- _EXERCISE PROMPT_: Transcribe the records exactly. Pictures do not belong in the transcription.

■ ■ ■ ■ ■

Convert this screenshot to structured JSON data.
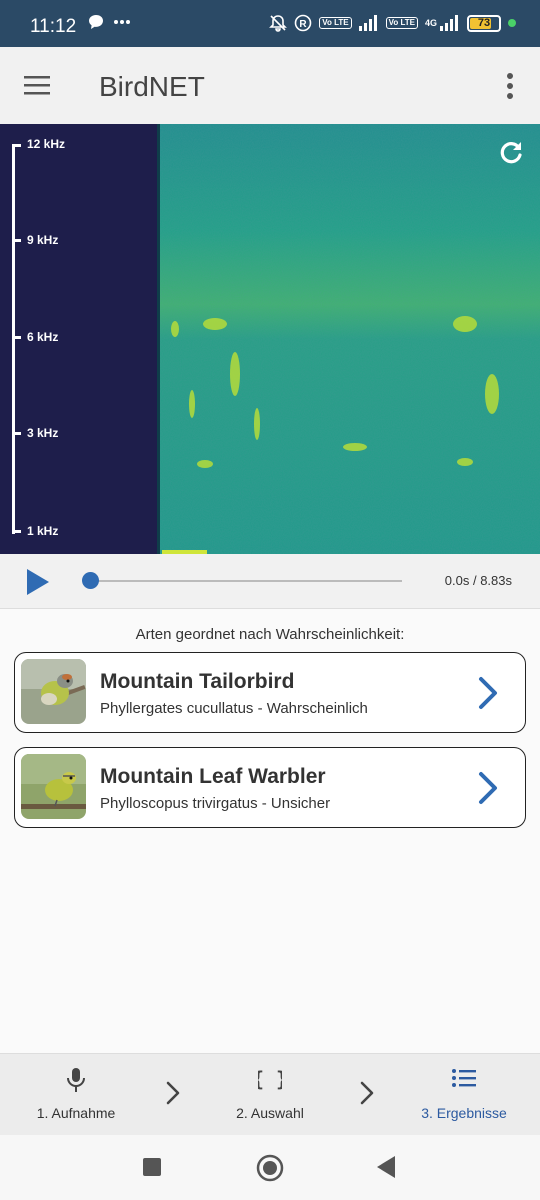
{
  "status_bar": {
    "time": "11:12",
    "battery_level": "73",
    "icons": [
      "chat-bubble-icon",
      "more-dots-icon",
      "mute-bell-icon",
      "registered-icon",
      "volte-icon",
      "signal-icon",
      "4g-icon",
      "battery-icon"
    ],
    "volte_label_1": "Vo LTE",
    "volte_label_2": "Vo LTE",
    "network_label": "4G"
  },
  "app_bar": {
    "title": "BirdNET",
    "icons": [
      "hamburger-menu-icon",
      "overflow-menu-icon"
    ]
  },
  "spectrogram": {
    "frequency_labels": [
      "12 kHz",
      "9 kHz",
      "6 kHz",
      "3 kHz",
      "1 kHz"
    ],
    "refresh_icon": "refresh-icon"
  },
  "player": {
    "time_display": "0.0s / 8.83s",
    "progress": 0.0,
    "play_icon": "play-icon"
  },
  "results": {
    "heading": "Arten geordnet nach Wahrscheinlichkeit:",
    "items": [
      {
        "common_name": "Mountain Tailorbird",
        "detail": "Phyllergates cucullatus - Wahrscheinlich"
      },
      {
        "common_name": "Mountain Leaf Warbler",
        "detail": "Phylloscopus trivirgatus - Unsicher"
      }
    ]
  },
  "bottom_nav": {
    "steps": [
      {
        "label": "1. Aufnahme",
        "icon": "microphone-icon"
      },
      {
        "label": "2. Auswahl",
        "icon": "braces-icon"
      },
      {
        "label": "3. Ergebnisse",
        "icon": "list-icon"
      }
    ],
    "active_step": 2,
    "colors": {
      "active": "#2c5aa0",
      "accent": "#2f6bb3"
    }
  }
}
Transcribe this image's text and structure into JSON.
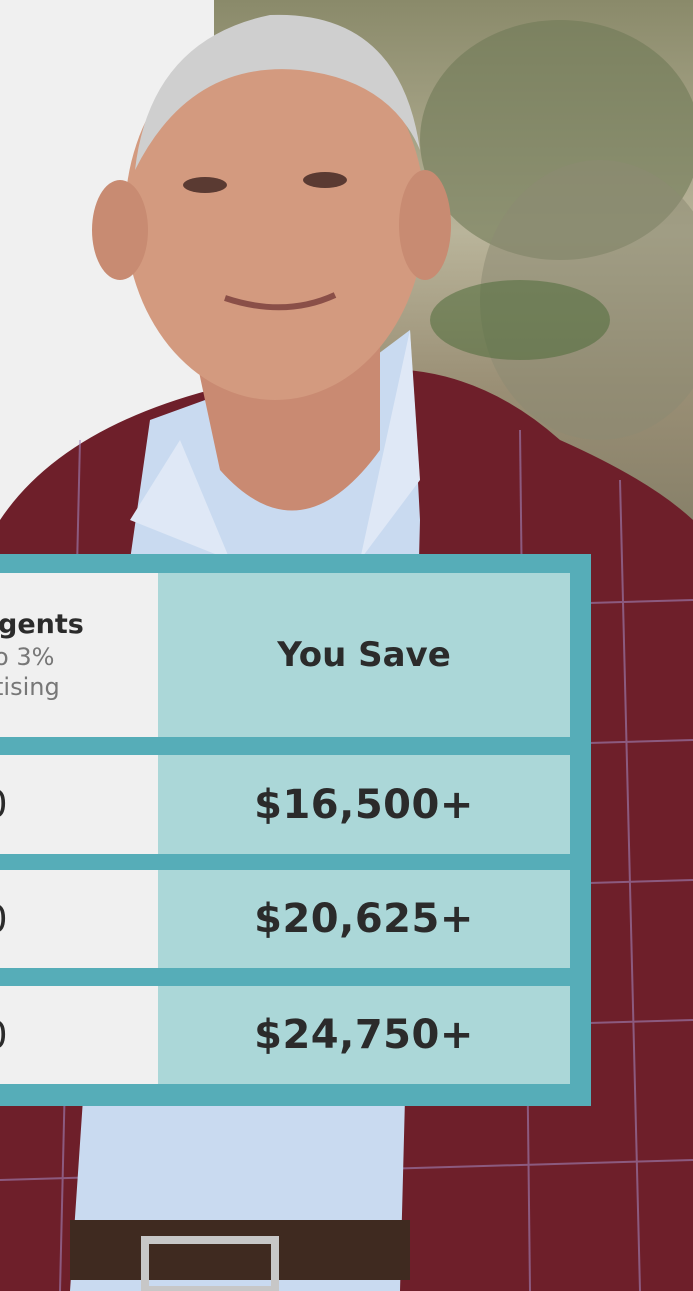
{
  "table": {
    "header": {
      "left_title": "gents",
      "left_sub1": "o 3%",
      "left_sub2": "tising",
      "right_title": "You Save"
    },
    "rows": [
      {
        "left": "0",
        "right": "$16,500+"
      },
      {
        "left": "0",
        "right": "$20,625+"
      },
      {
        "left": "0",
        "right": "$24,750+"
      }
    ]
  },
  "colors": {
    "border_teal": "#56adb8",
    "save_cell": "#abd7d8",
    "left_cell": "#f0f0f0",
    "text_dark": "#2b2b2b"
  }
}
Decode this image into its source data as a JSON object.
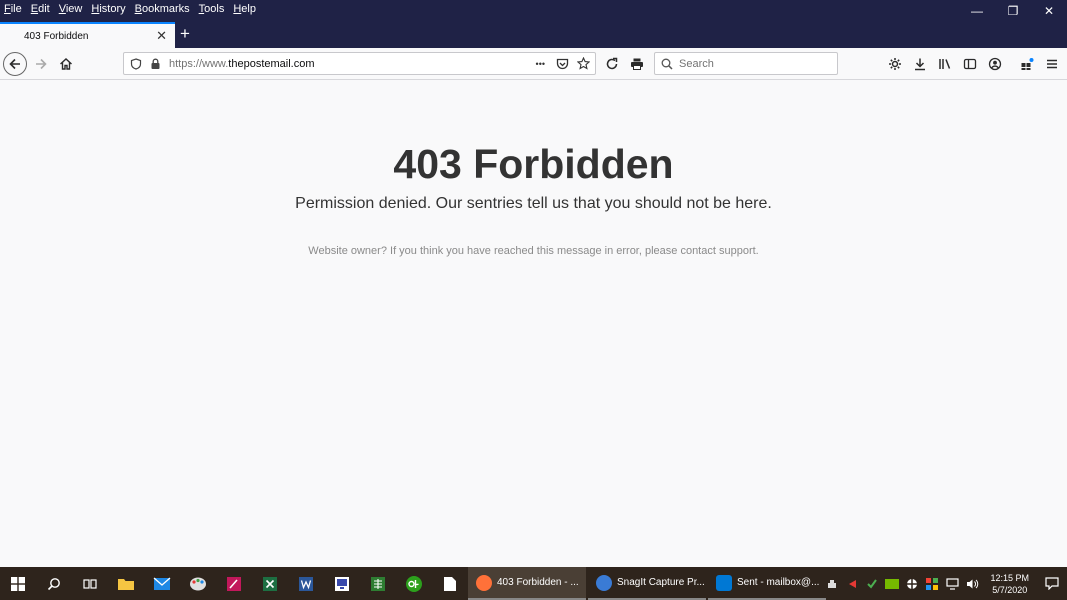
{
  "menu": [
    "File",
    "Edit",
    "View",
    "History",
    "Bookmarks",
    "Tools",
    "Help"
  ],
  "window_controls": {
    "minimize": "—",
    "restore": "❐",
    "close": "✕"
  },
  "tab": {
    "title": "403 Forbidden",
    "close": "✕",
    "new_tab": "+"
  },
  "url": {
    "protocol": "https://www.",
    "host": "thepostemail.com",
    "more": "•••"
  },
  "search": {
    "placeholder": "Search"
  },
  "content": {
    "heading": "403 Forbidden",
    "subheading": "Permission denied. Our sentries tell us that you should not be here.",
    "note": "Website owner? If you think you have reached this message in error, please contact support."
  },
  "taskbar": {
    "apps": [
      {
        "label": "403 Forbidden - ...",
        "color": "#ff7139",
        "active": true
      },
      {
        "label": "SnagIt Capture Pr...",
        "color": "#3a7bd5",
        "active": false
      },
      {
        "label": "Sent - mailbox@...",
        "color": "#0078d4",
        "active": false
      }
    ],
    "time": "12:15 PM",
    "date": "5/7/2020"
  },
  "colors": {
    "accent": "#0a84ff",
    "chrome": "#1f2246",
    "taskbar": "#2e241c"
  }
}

■ ■ ■ ■ ■

- _ANSWER BELOW_:
Convert this screenshot to structured JSON data.
{
  "status_bar": {
    "time": "11:12",
    "battery_level": "73",
    "icons": [
      "chat-bubble-icon",
      "more-dots-icon",
      "mute-bell-icon",
      "registered-icon",
      "volte-icon",
      "signal-icon",
      "4g-icon",
      "battery-icon"
    ],
    "volte_label_1": "Vo LTE",
    "volte_label_2": "Vo LTE",
    "network_label": "4G"
  },
  "app_bar": {
    "title": "BirdNET",
    "icons": [
      "hamburger-menu-icon",
      "overflow-menu-icon"
    ]
  },
  "spectrogram": {
    "frequency_labels": [
      "12 kHz",
      "9 kHz",
      "6 kHz",
      "3 kHz",
      "1 kHz"
    ],
    "refresh_icon": "refresh-icon"
  },
  "player": {
    "time_display": "0.0s / 8.83s",
    "progress": 0.0,
    "play_icon": "play-icon"
  },
  "results": {
    "heading": "Arten geordnet nach Wahrscheinlichkeit:",
    "items": [
      {
        "common_name": "Mountain Tailorbird",
        "detail": "Phyllergates cucullatus - Wahrscheinlich"
      },
      {
        "common_name": "Mountain Leaf Warbler",
        "detail": "Phylloscopus trivirgatus - Unsicher"
      }
    ]
  },
  "bottom_nav": {
    "steps": [
      {
        "label": "1. Aufnahme",
        "icon": "microphone-icon"
      },
      {
        "label": "2. Auswahl",
        "icon": "braces-icon"
      },
      {
        "label": "3. Ergebnisse",
        "icon": "list-icon"
      }
    ],
    "active_step": 2,
    "colors": {
      "active": "#2c5aa0",
      "accent": "#2f6bb3"
    }
  }
}
Transcribe this image's text and structure into JSON.
{
  "table": {
    "header": {
      "left_title": "gents",
      "left_sub1": "o 3%",
      "left_sub2": "tising",
      "right_title": "You Save"
    },
    "rows": [
      {
        "left": "0",
        "right": "$16,500+"
      },
      {
        "left": "0",
        "right": "$20,625+"
      },
      {
        "left": "0",
        "right": "$24,750+"
      }
    ]
  },
  "colors": {
    "border_teal": "#56adb8",
    "save_cell": "#abd7d8",
    "left_cell": "#f0f0f0",
    "text_dark": "#2b2b2b"
  }
}
Decode this image into its source data as a JSON object.
{
  "menu": [
    "File",
    "Edit",
    "View",
    "History",
    "Bookmarks",
    "Tools",
    "Help"
  ],
  "window_controls": {
    "minimize": "—",
    "restore": "❐",
    "close": "✕"
  },
  "tab": {
    "title": "403 Forbidden",
    "close": "✕",
    "new_tab": "+"
  },
  "url": {
    "protocol": "https://www.",
    "host": "thepostemail.com",
    "more": "•••"
  },
  "search": {
    "placeholder": "Search"
  },
  "content": {
    "heading": "403 Forbidden",
    "subheading": "Permission denied. Our sentries tell us that you should not be here.",
    "note": "Website owner? If you think you have reached this message in error, please contact support."
  },
  "taskbar": {
    "apps": [
      {
        "label": "403 Forbidden - ...",
        "color": "#ff7139",
        "active": true
      },
      {
        "label": "SnagIt Capture Pr...",
        "color": "#3a7bd5",
        "active": false
      },
      {
        "label": "Sent - mailbox@...",
        "color": "#0078d4",
        "active": false
      }
    ],
    "time": "12:15 PM",
    "date": "5/7/2020"
  },
  "colors": {
    "accent": "#0a84ff",
    "chrome": "#1f2246",
    "taskbar": "#2e241c"
  }
}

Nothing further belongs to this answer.